**WHAT IS EXPECTED**
Which lines in the records below contain the word "muzikos"? Copy each of them.
╔══
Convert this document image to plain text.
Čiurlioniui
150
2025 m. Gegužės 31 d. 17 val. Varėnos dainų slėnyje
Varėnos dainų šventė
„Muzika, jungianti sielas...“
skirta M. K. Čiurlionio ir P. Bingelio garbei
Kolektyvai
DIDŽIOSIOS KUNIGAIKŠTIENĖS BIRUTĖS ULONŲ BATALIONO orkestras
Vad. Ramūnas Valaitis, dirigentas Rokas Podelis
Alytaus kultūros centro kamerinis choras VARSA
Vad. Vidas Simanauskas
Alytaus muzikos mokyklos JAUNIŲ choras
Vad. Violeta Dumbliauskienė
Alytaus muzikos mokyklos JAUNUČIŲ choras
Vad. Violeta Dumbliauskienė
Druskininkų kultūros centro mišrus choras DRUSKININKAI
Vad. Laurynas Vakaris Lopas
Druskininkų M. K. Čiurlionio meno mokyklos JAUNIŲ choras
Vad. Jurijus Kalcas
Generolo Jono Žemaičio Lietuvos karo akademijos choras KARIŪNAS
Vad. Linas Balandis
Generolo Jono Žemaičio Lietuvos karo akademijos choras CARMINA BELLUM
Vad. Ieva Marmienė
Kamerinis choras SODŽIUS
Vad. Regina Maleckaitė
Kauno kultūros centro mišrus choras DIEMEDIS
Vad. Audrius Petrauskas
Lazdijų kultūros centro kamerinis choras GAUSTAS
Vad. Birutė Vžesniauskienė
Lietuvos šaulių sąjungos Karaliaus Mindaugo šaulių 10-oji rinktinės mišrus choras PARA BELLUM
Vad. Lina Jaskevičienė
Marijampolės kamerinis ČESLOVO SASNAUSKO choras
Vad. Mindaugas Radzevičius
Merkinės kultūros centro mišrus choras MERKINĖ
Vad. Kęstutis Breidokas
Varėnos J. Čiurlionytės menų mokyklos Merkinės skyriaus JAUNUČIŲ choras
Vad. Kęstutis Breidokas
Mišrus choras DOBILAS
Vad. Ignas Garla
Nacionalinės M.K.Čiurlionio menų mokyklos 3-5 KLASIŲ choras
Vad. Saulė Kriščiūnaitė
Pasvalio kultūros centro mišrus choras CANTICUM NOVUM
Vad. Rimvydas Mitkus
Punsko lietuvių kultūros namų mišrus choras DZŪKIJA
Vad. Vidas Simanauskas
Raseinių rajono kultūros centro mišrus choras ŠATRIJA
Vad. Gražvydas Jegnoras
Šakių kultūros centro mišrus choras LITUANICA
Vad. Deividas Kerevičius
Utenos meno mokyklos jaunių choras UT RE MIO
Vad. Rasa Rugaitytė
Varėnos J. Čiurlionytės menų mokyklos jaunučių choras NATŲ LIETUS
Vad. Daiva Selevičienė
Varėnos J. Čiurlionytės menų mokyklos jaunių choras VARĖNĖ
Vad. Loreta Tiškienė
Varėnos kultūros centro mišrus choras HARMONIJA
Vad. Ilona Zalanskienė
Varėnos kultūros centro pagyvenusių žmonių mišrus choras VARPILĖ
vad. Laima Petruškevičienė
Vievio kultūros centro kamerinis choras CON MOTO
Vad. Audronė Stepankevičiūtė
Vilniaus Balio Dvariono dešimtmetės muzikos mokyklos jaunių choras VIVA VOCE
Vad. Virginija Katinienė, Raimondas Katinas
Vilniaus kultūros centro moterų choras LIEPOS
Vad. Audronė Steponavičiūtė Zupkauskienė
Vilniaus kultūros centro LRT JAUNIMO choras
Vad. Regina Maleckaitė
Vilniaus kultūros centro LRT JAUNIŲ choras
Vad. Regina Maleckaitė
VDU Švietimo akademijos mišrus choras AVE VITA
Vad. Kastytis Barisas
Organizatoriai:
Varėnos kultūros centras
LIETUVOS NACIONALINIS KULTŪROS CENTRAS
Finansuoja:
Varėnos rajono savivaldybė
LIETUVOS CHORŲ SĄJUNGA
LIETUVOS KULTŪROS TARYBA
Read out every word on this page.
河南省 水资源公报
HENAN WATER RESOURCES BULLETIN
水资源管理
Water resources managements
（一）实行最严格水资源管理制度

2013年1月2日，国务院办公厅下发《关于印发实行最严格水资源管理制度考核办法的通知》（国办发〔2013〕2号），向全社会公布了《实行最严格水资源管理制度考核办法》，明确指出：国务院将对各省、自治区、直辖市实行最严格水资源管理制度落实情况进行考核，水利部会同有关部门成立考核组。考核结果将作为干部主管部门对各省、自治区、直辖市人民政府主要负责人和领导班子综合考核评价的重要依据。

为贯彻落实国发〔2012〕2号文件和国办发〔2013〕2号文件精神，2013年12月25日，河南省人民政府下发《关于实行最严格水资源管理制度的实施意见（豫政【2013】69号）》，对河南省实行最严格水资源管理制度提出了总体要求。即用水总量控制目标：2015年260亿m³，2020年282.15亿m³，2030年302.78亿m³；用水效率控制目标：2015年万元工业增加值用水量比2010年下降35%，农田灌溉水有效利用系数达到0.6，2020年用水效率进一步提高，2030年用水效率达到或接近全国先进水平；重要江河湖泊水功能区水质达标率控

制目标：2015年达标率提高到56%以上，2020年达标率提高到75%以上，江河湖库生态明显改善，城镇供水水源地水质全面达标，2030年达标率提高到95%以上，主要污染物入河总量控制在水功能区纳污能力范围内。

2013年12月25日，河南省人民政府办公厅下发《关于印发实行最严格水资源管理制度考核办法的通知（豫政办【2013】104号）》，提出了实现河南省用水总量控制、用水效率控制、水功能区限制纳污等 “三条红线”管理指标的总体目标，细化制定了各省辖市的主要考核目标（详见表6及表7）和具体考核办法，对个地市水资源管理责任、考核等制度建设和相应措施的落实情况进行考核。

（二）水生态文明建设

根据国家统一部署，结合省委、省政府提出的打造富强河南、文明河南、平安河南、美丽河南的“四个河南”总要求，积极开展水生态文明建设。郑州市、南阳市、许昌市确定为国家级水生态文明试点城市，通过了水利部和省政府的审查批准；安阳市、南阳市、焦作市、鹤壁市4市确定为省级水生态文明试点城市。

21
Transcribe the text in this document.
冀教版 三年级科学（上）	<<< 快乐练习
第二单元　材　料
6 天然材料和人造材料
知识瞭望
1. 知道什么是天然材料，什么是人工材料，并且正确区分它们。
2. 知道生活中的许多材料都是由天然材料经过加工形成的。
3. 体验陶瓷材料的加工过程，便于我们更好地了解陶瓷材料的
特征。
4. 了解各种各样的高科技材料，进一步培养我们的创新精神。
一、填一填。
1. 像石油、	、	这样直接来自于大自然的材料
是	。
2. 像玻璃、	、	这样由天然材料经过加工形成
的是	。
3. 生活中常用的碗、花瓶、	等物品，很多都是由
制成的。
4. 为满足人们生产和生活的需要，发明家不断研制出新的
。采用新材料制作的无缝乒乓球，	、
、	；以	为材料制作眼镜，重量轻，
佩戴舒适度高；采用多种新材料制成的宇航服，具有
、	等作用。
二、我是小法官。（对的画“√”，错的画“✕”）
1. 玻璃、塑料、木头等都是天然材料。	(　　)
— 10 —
╚══
**IN RESPONSE**
Alytaus muzikos mokyklos JAUNIŲ choras
Alytaus muzikos mokyklos JAUNUČIŲ choras
Vilniaus Balio Dvariono dešimtmetės muzikos mokyklos jaunių choras VIVA VOCE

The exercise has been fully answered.